### STATED GOAL
How many lines in the entries below include the string "text"? Answer with the number only.

Records from a collection:
** START **

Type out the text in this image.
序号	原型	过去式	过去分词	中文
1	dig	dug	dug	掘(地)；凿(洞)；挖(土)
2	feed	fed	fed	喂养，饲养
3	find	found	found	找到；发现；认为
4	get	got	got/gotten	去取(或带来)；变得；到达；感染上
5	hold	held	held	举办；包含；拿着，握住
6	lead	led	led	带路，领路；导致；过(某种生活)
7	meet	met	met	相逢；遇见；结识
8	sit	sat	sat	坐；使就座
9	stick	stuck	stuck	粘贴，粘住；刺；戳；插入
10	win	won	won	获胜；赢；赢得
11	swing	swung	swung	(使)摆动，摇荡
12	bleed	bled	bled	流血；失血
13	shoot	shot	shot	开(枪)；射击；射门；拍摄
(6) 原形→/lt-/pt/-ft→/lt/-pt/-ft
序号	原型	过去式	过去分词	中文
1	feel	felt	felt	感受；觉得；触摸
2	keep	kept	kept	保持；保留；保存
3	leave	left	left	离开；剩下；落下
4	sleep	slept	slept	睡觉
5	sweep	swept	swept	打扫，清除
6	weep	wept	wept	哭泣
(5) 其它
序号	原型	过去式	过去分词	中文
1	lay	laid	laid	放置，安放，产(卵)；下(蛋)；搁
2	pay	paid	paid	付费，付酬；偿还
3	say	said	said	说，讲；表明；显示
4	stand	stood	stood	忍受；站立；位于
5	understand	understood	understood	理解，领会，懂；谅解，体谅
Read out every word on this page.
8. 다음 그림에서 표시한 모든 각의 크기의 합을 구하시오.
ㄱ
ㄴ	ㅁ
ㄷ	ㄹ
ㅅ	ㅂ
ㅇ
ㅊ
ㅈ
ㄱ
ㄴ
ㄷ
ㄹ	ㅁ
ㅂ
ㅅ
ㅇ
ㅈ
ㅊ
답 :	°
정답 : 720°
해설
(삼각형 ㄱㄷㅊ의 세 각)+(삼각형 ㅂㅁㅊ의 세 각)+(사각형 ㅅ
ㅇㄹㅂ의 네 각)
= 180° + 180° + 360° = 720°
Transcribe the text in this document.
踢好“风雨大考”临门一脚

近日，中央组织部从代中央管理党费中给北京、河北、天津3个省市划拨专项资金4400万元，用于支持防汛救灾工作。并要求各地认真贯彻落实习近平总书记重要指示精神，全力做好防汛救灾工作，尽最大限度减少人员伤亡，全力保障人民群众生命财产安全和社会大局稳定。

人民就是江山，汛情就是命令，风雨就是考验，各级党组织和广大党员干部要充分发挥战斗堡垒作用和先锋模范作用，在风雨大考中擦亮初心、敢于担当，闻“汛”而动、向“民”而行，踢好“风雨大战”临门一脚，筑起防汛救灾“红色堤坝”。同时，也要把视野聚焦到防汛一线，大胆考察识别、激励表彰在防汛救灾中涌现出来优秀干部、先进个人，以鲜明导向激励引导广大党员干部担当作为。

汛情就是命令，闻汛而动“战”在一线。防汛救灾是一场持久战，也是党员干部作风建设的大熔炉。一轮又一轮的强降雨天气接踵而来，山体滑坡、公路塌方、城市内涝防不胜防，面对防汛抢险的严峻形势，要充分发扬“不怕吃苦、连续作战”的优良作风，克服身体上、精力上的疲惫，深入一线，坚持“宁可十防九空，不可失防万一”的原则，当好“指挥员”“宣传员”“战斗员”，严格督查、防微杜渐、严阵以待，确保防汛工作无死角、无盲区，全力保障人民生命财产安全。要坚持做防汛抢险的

** END **

### RESULT
2